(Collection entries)
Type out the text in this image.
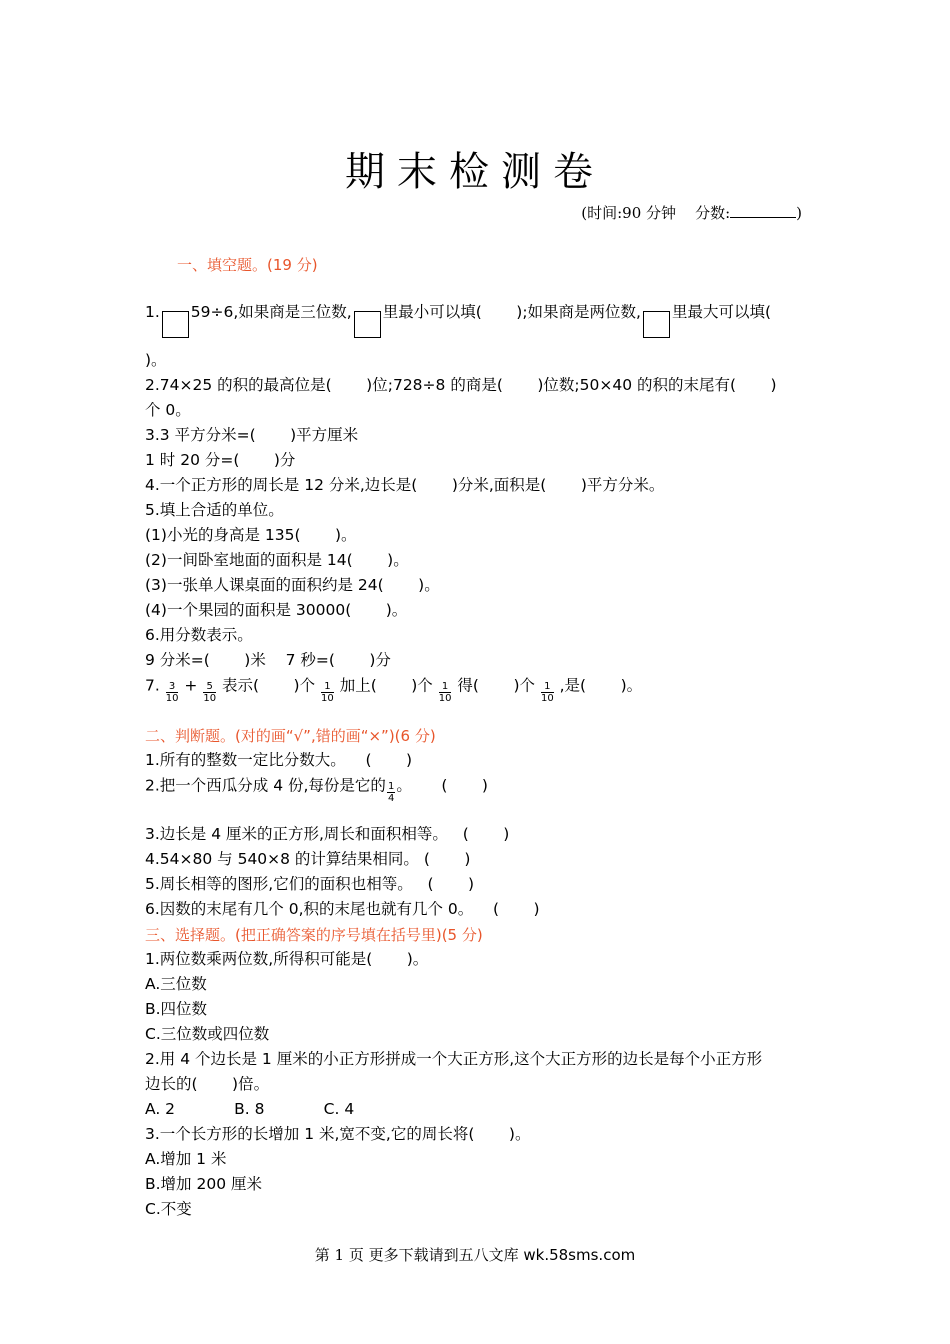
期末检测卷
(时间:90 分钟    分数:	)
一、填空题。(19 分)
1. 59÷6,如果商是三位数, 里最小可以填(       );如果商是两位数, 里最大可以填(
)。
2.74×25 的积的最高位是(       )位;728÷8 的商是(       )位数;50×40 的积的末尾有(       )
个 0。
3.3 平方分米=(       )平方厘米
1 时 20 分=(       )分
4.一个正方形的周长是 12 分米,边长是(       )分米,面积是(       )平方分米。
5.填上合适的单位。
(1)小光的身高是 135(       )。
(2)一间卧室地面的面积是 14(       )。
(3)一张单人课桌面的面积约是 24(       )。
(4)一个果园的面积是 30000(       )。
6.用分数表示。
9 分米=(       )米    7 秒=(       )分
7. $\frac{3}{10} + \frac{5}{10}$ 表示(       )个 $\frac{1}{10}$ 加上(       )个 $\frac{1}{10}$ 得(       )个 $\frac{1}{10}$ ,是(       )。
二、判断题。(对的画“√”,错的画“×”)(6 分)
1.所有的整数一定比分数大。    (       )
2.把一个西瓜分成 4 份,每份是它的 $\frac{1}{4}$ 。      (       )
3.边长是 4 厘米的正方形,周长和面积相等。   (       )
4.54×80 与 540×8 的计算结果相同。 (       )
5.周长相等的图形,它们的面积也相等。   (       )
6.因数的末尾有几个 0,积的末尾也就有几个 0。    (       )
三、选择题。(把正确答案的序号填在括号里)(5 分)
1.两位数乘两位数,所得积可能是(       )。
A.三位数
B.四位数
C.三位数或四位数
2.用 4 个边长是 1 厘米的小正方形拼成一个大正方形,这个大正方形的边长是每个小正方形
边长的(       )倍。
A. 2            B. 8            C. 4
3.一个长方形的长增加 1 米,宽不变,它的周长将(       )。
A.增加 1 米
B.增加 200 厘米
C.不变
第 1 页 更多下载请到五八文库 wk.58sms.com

Given task
From the data above, write out everything exactly except the pictures.

Full solution
Type out the text in this image.
期末检测卷
(时间:90 分钟    分数:	)
一、填空题。(19 分)
1. 59÷6,如果商是三位数, 里最小可以填(       );如果商是两位数, 里最大可以填(
)。
2.74×25 的积的最高位是(       )位;728÷8 的商是(       )位数;50×40 的积的末尾有(       )
个 0。
3.3 平方分米=(       )平方厘米
1 时 20 分=(       )分
4.一个正方形的周长是 12 分米,边长是(       )分米,面积是(       )平方分米。
5.填上合适的单位。
(1)小光的身高是 135(       )。
(2)一间卧室地面的面积是 14(       )。
(3)一张单人课桌面的面积约是 24(       )。
(4)一个果园的面积是 30000(       )。
6.用分数表示。
9 分米=(       )米    7 秒=(       )分
7. $\frac{3}{10} + \frac{5}{10}$ 表示(       )个 $\frac{1}{10}$ 加上(       )个 $\frac{1}{10}$ 得(       )个 $\frac{1}{10}$ ,是(       )。
二、判断题。(对的画“√”,错的画“×”)(6 分)
1.所有的整数一定比分数大。    (       )
2.把一个西瓜分成 4 份,每份是它的 $\frac{1}{4}$ 。      (       )
3.边长是 4 厘米的正方形,周长和面积相等。   (       )
4.54×80 与 540×8 的计算结果相同。 (       )
5.周长相等的图形,它们的面积也相等。   (       )
6.因数的末尾有几个 0,积的末尾也就有几个 0。    (       )
三、选择题。(把正确答案的序号填在括号里)(5 分)
1.两位数乘两位数,所得积可能是(       )。
A.三位数
B.四位数
C.三位数或四位数
2.用 4 个边长是 1 厘米的小正方形拼成一个大正方形,这个大正方形的边长是每个小正方形
边长的(       )倍。
A. 2            B. 8            C. 4
3.一个长方形的长增加 1 米,宽不变,它的周长将(       )。
A.增加 1 米
B.增加 200 厘米
C.不变
第 1 页 更多下载请到五八文库 wk.58sms.com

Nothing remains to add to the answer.